DATASET RECORDS:
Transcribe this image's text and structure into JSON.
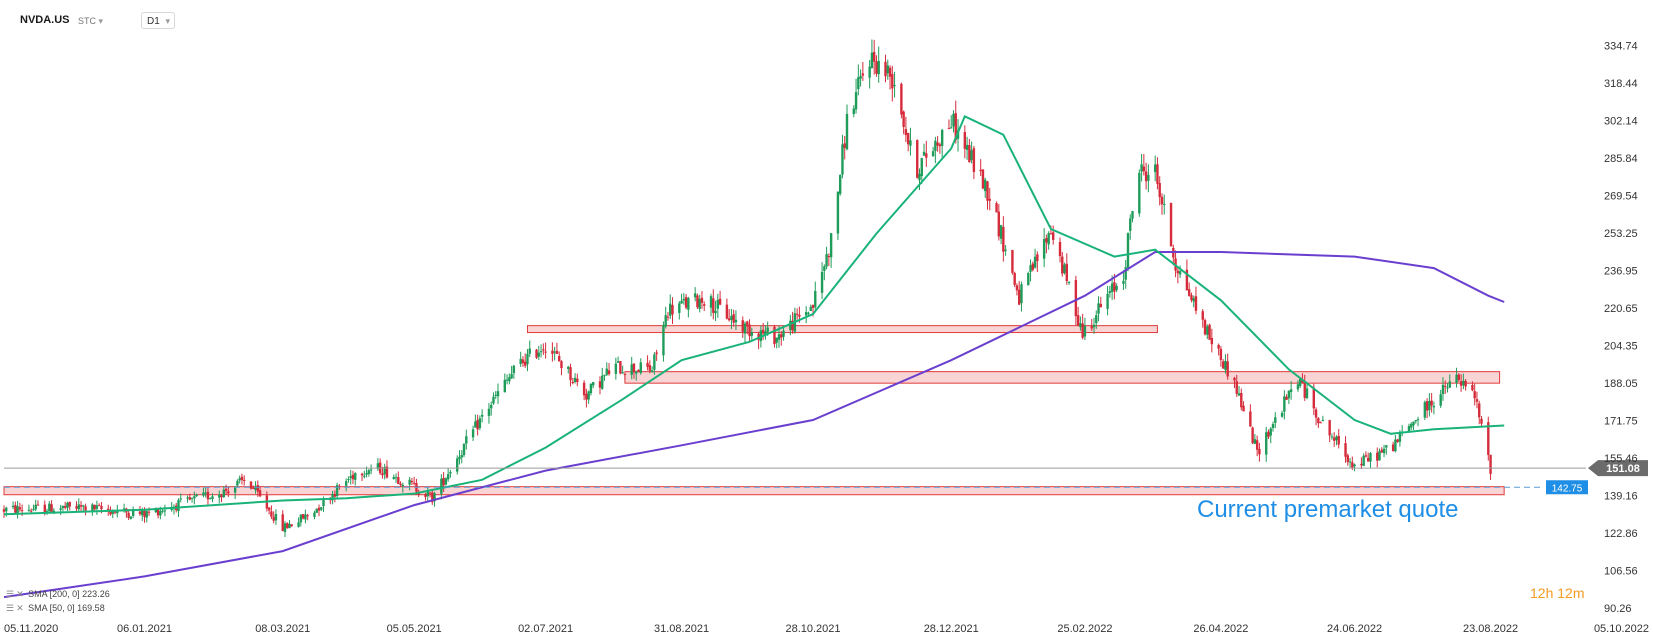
{
  "header": {
    "symbol": "NVDA.US",
    "quote_type": "STC",
    "timeframe": "D1"
  },
  "indicators": [
    {
      "label": "SMA [200, 0] 223.26",
      "color": "#6a3fcf"
    },
    {
      "label": "SMA [50, 0] 169.58",
      "color": "#19b37a"
    }
  ],
  "timer": {
    "first": "12h",
    "second": "12m"
  },
  "annotation": {
    "text": "Current premarket quote"
  },
  "colors": {
    "up": "#1f9c5a",
    "down": "#d62b3a",
    "zone_fill": "#f8d4d4",
    "zone_border": "#e03a3a",
    "accent": "#1e8ee6"
  },
  "chart_data": {
    "type": "candlestick",
    "y_ticks": [
      "334.74",
      "318.44",
      "302.14",
      "285.84",
      "269.54",
      "253.25",
      "236.95",
      "220.65",
      "204.35",
      "188.05",
      "171.75",
      "155.46",
      "139.16",
      "122.86",
      "106.56",
      "90.26"
    ],
    "x_ticks": [
      "05.11.2020",
      "06.01.2021",
      "08.03.2021",
      "05.05.2021",
      "02.07.2021",
      "31.08.2021",
      "28.10.2021",
      "28.12.2021",
      "25.02.2022",
      "26.04.2022",
      "24.06.2022",
      "23.08.2022",
      "05.10.2022"
    ],
    "ylim": [
      90.26,
      345
    ],
    "xlim": [
      "2020-11-05",
      "2022-10-05"
    ],
    "last_price": "151.08",
    "premarket_price": "142.75",
    "support_resistance_zones": [
      {
        "from": "2021-06-24",
        "to": "2022-03-29",
        "low": 210,
        "high": 213
      },
      {
        "from": "2021-08-06",
        "to": "2022-08-27",
        "low": 188,
        "high": 193
      },
      {
        "from": "2020-11-05",
        "to": "2022-08-29",
        "low": 139.5,
        "high": 143
      }
    ],
    "ohlc_anchors": [
      [
        "2020-11-05",
        133
      ],
      [
        "2020-12-10",
        134
      ],
      [
        "2021-01-06",
        131
      ],
      [
        "2021-02-10",
        141
      ],
      [
        "2021-02-20",
        146
      ],
      [
        "2021-03-08",
        125
      ],
      [
        "2021-03-20",
        131
      ],
      [
        "2021-04-10",
        150
      ],
      [
        "2021-04-20",
        151
      ],
      [
        "2021-05-05",
        143
      ],
      [
        "2021-05-13",
        138
      ],
      [
        "2021-06-05",
        175
      ],
      [
        "2021-06-20",
        196
      ],
      [
        "2021-07-02",
        205
      ],
      [
        "2021-07-20",
        183
      ],
      [
        "2021-08-01",
        195
      ],
      [
        "2021-08-18",
        194
      ],
      [
        "2021-08-25",
        220
      ],
      [
        "2021-09-10",
        225
      ],
      [
        "2021-09-28",
        212
      ],
      [
        "2021-10-12",
        208
      ],
      [
        "2021-10-28",
        222
      ],
      [
        "2021-11-05",
        250
      ],
      [
        "2021-11-12",
        302
      ],
      [
        "2021-11-22",
        330
      ],
      [
        "2021-12-03",
        320
      ],
      [
        "2021-12-12",
        280
      ],
      [
        "2021-12-28",
        302
      ],
      [
        "2022-01-14",
        270
      ],
      [
        "2022-01-27",
        225
      ],
      [
        "2022-02-10",
        255
      ],
      [
        "2022-02-24",
        210
      ],
      [
        "2022-03-14",
        235
      ],
      [
        "2022-03-20",
        280
      ],
      [
        "2022-03-28",
        280
      ],
      [
        "2022-04-06",
        240
      ],
      [
        "2022-04-20",
        210
      ],
      [
        "2022-05-02",
        188
      ],
      [
        "2022-05-12",
        158
      ],
      [
        "2022-05-30",
        190
      ],
      [
        "2022-06-10",
        170
      ],
      [
        "2022-06-24",
        152
      ],
      [
        "2022-07-10",
        160
      ],
      [
        "2022-07-25",
        177
      ],
      [
        "2022-08-08",
        190
      ],
      [
        "2022-08-16",
        182
      ],
      [
        "2022-08-23",
        151
      ]
    ],
    "sma_200": [
      [
        "2020-11-05",
        95
      ],
      [
        "2021-01-06",
        104
      ],
      [
        "2021-03-08",
        115
      ],
      [
        "2021-05-05",
        135
      ],
      [
        "2021-07-02",
        150
      ],
      [
        "2021-08-31",
        161
      ],
      [
        "2021-10-28",
        172
      ],
      [
        "2021-12-28",
        198
      ],
      [
        "2022-02-25",
        226
      ],
      [
        "2022-03-28",
        245
      ],
      [
        "2022-04-26",
        245
      ],
      [
        "2022-06-24",
        243
      ],
      [
        "2022-07-29",
        238
      ],
      [
        "2022-08-22",
        226
      ],
      [
        "2022-08-29",
        223.26
      ]
    ],
    "sma_50": [
      [
        "2020-11-05",
        131
      ],
      [
        "2021-01-06",
        133
      ],
      [
        "2021-03-08",
        137
      ],
      [
        "2021-04-05",
        138
      ],
      [
        "2021-05-05",
        140
      ],
      [
        "2021-06-04",
        146
      ],
      [
        "2021-07-02",
        160
      ],
      [
        "2021-08-05",
        181
      ],
      [
        "2021-08-31",
        198
      ],
      [
        "2021-09-30",
        206
      ],
      [
        "2021-10-28",
        218
      ],
      [
        "2021-11-25",
        253
      ],
      [
        "2021-12-28",
        290
      ],
      [
        "2022-01-03",
        304
      ],
      [
        "2022-01-20",
        296
      ],
      [
        "2022-02-10",
        255
      ],
      [
        "2022-03-10",
        243
      ],
      [
        "2022-03-28",
        246
      ],
      [
        "2022-04-26",
        224
      ],
      [
        "2022-05-26",
        194
      ],
      [
        "2022-06-24",
        172
      ],
      [
        "2022-07-10",
        166
      ],
      [
        "2022-07-29",
        168
      ],
      [
        "2022-08-29",
        169.58
      ]
    ]
  }
}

EXERCISE TASK: Determine how many lines of the listing hold the word "text" and reply with that figure alone.

SOLUTION TO THIS PROBLEM: 2